» **What you need to do**
Reproduce the material in full, unchanged.
•••
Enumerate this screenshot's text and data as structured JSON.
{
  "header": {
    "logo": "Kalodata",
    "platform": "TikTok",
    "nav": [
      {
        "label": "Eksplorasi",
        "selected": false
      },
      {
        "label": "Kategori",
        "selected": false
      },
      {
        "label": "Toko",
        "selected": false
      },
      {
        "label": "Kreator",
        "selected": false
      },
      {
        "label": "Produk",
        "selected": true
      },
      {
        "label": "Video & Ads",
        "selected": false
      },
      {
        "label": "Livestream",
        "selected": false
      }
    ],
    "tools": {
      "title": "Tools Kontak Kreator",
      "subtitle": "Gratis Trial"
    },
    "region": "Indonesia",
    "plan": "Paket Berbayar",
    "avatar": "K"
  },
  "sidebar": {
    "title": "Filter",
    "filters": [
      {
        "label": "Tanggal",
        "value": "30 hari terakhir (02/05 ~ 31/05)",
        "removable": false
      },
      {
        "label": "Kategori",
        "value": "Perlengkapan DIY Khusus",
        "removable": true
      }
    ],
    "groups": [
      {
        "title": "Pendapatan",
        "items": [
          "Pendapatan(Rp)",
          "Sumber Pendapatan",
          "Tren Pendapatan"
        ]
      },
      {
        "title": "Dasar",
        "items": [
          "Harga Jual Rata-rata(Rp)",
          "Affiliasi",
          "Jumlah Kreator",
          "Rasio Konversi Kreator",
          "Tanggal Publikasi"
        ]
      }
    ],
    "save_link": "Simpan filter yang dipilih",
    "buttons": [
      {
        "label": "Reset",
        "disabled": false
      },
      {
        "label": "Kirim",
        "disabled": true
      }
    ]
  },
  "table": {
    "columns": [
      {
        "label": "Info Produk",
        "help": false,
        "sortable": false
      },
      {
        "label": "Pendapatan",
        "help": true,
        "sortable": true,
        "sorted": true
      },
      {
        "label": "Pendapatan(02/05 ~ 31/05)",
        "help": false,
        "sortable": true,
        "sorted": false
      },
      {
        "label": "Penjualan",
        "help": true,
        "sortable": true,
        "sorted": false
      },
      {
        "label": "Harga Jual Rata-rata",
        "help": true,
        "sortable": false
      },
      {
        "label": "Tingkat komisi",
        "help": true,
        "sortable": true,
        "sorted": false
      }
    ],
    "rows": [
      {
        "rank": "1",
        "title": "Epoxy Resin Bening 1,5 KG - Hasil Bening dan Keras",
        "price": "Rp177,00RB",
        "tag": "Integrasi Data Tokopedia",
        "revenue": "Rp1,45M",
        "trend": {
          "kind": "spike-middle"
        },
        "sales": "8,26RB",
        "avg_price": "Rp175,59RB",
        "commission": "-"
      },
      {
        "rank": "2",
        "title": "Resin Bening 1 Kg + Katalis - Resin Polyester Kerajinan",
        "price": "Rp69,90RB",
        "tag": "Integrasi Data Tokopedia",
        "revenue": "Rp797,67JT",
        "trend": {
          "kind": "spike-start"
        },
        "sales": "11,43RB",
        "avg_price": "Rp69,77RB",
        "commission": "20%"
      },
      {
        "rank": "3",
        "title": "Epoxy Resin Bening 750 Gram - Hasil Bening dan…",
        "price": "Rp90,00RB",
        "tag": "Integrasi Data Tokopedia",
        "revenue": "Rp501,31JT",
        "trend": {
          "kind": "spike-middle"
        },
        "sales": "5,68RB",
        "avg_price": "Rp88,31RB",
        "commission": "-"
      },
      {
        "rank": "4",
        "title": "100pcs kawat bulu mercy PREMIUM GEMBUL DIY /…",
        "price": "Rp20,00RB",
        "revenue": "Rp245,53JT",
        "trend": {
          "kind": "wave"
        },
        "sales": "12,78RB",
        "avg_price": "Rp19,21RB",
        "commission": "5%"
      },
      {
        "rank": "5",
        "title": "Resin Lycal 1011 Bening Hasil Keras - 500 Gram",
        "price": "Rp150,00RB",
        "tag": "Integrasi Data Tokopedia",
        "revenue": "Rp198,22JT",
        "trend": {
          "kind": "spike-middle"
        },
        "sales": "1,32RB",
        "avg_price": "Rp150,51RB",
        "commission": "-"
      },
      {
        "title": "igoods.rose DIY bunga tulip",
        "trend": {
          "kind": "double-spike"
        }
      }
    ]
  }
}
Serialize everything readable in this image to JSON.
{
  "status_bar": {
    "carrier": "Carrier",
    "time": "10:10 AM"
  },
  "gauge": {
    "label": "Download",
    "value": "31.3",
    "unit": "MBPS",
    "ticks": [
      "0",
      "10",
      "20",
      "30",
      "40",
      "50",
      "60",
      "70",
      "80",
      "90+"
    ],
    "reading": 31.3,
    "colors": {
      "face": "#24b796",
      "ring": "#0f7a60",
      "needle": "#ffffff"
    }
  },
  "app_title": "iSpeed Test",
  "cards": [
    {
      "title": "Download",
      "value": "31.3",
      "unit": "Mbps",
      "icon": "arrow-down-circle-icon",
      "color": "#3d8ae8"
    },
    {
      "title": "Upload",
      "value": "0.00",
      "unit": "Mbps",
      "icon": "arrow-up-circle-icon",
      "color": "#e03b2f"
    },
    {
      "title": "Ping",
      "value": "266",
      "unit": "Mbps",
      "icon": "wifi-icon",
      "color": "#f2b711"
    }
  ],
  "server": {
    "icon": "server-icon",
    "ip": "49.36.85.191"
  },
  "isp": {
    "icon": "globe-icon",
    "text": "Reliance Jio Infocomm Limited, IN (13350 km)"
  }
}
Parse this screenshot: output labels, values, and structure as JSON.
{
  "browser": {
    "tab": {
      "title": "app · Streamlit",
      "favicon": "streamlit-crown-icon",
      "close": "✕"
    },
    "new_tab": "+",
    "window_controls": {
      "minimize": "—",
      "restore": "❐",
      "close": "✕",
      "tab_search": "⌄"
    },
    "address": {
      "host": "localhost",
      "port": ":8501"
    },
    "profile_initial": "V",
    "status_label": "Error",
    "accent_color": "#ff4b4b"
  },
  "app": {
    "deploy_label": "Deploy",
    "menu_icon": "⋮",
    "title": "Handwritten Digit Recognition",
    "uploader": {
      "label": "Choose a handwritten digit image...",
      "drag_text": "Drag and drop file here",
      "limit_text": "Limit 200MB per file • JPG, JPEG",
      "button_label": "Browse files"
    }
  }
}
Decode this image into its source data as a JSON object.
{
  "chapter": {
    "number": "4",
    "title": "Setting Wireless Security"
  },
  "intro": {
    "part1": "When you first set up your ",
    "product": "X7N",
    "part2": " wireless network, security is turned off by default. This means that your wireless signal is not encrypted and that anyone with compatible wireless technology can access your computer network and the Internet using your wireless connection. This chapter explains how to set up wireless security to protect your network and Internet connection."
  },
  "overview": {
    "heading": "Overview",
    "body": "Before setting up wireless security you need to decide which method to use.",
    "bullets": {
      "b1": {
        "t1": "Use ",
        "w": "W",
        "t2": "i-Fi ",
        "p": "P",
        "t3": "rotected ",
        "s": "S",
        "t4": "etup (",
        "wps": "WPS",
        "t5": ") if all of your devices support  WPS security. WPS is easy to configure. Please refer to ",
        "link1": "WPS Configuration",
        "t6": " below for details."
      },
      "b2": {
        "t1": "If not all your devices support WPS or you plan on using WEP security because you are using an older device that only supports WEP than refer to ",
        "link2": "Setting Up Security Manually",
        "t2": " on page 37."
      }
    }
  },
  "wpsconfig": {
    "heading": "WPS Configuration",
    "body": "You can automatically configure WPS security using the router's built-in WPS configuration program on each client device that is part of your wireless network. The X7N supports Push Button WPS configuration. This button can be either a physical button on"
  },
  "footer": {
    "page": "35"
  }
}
•••
» **Correct output**
Enumerate this screenshot's text and data as structured JSON.
{
  "header": {
    "logo": "Kalodata",
    "platform": "TikTok",
    "nav": [
      {
        "label": "Eksplorasi",
        "selected": false
      },
      {
        "label": "Kategori",
        "selected": false
      },
      {
        "label": "Toko",
        "selected": false
      },
      {
        "label": "Kreator",
        "selected": false
      },
      {
        "label": "Produk",
        "selected": true
      },
      {
        "label": "Video & Ads",
        "selected": false
      },
      {
        "label": "Livestream",
        "selected": false
      }
    ],
    "tools": {
      "title": "Tools Kontak Kreator",
      "subtitle": "Gratis Trial"
    },
    "region": "Indonesia",
    "plan": "Paket Berbayar",
    "avatar": "K"
  },
  "sidebar": {
    "title": "Filter",
    "filters": [
      {
        "label": "Tanggal",
        "value": "30 hari terakhir (02/05 ~ 31/05)",
        "removable": false
      },
      {
        "label": "Kategori",
        "value": "Perlengkapan DIY Khusus",
        "removable": true
      }
    ],
    "groups": [
      {
        "title": "Pendapatan",
        "items": [
          "Pendapatan(Rp)",
          "Sumber Pendapatan",
          "Tren Pendapatan"
        ]
      },
      {
        "title": "Dasar",
        "items": [
          "Harga Jual Rata-rata(Rp)",
          "Affiliasi",
          "Jumlah Kreator",
          "Rasio Konversi Kreator",
          "Tanggal Publikasi"
        ]
      }
    ],
    "save_link": "Simpan filter yang dipilih",
    "buttons": [
      {
        "label": "Reset",
        "disabled": false
      },
      {
        "label": "Kirim",
        "disabled": true
      }
    ]
  },
  "table": {
    "columns": [
      {
        "label": "Info Produk",
        "help": false,
        "sortable": false
      },
      {
        "label": "Pendapatan",
        "help": true,
        "sortable": true,
        "sorted": true
      },
      {
        "label": "Pendapatan(02/05 ~ 31/05)",
        "help": false,
        "sortable": true,
        "sorted": false
      },
      {
        "label": "Penjualan",
        "help": true,
        "sortable": true,
        "sorted": false
      },
      {
        "label": "Harga Jual Rata-rata",
        "help": true,
        "sortable": false
      },
      {
        "label": "Tingkat komisi",
        "help": true,
        "sortable": true,
        "sorted": false
      }
    ],
    "rows": [
      {
        "rank": "1",
        "title": "Epoxy Resin Bening 1,5 KG - Hasil Bening dan Keras",
        "price": "Rp177,00RB",
        "tag": "Integrasi Data Tokopedia",
        "revenue": "Rp1,45M",
        "trend": {
          "kind": "spike-middle"
        },
        "sales": "8,26RB",
        "avg_price": "Rp175,59RB",
        "commission": "-"
      },
      {
        "rank": "2",
        "title": "Resin Bening 1 Kg + Katalis - Resin Polyester Kerajinan",
        "price": "Rp69,90RB",
        "tag": "Integrasi Data Tokopedia",
        "revenue": "Rp797,67JT",
        "trend": {
          "kind": "spike-start"
        },
        "sales": "11,43RB",
        "avg_price": "Rp69,77RB",
        "commission": "20%"
      },
      {
        "rank": "3",
        "title": "Epoxy Resin Bening 750 Gram - Hasil Bening dan…",
        "price": "Rp90,00RB",
        "tag": "Integrasi Data Tokopedia",
        "revenue": "Rp501,31JT",
        "trend": {
          "kind": "spike-middle"
        },
        "sales": "5,68RB",
        "avg_price": "Rp88,31RB",
        "commission": "-"
      },
      {
        "rank": "4",
        "title": "100pcs kawat bulu mercy PREMIUM GEMBUL DIY /…",
        "price": "Rp20,00RB",
        "revenue": "Rp245,53JT",
        "trend": {
          "kind": "wave"
        },
        "sales": "12,78RB",
        "avg_price": "Rp19,21RB",
        "commission": "5%"
      },
      {
        "rank": "5",
        "title": "Resin Lycal 1011 Bening Hasil Keras - 500 Gram",
        "price": "Rp150,00RB",
        "tag": "Integrasi Data Tokopedia",
        "revenue": "Rp198,22JT",
        "trend": {
          "kind": "spike-middle"
        },
        "sales": "1,32RB",
        "avg_price": "Rp150,51RB",
        "commission": "-"
      },
      {
        "title": "igoods.rose DIY bunga tulip",
        "trend": {
          "kind": "double-spike"
        }
      }
    ]
  }
}
Serialize everything readable in this image to JSON.
{
  "status_bar": {
    "carrier": "Carrier",
    "time": "10:10 AM"
  },
  "gauge": {
    "label": "Download",
    "value": "31.3",
    "unit": "MBPS",
    "ticks": [
      "0",
      "10",
      "20",
      "30",
      "40",
      "50",
      "60",
      "70",
      "80",
      "90+"
    ],
    "reading": 31.3,
    "colors": {
      "face": "#24b796",
      "ring": "#0f7a60",
      "needle": "#ffffff"
    }
  },
  "app_title": "iSpeed Test",
  "cards": [
    {
      "title": "Download",
      "value": "31.3",
      "unit": "Mbps",
      "icon": "arrow-down-circle-icon",
      "color": "#3d8ae8"
    },
    {
      "title": "Upload",
      "value": "0.00",
      "unit": "Mbps",
      "icon": "arrow-up-circle-icon",
      "color": "#e03b2f"
    },
    {
      "title": "Ping",
      "value": "266",
      "unit": "Mbps",
      "icon": "wifi-icon",
      "color": "#f2b711"
    }
  ],
  "server": {
    "icon": "server-icon",
    "ip": "49.36.85.191"
  },
  "isp": {
    "icon": "globe-icon",
    "text": "Reliance Jio Infocomm Limited, IN (13350 km)"
  }
}
Parse this screenshot: output labels, values, and structure as JSON.
{
  "browser": {
    "tab": {
      "title": "app · Streamlit",
      "favicon": "streamlit-crown-icon",
      "close": "✕"
    },
    "new_tab": "+",
    "window_controls": {
      "minimize": "—",
      "restore": "❐",
      "close": "✕",
      "tab_search": "⌄"
    },
    "address": {
      "host": "localhost",
      "port": ":8501"
    },
    "profile_initial": "V",
    "status_label": "Error",
    "accent_color": "#ff4b4b"
  },
  "app": {
    "deploy_label": "Deploy",
    "menu_icon": "⋮",
    "title": "Handwritten Digit Recognition",
    "uploader": {
      "label": "Choose a handwritten digit image...",
      "drag_text": "Drag and drop file here",
      "limit_text": "Limit 200MB per file • JPG, JPEG",
      "button_label": "Browse files"
    }
  }
}
Decode this image into its source data as a JSON object.
{
  "chapter": {
    "number": "4",
    "title": "Setting Wireless Security"
  },
  "intro": {
    "part1": "When you first set up your ",
    "product": "X7N",
    "part2": " wireless network, security is turned off by default. This means that your wireless signal is not encrypted and that anyone with compatible wireless technology can access your computer network and the Internet using your wireless connection. This chapter explains how to set up wireless security to protect your network and Internet connection."
  },
  "overview": {
    "heading": "Overview",
    "body": "Before setting up wireless security you need to decide which method to use.",
    "bullets": {
      "b1": {
        "t1": "Use ",
        "w": "W",
        "t2": "i-Fi ",
        "p": "P",
        "t3": "rotected ",
        "s": "S",
        "t4": "etup (",
        "wps": "WPS",
        "t5": ") if all of your devices support  WPS security. WPS is easy to configure. Please refer to ",
        "link1": "WPS Configuration",
        "t6": " below for details."
      },
      "b2": {
        "t1": "If not all your devices support WPS or you plan on using WEP security because you are using an older device that only supports WEP than refer to ",
        "link2": "Setting Up Security Manually",
        "t2": " on page 37."
      }
    }
  },
  "wpsconfig": {
    "heading": "WPS Configuration",
    "body": "You can automatically configure WPS security using the router's built-in WPS configuration program on each client device that is part of your wireless network. The X7N supports Push Button WPS configuration. This button can be either a physical button on"
  },
  "footer": {
    "page": "35"
  }
}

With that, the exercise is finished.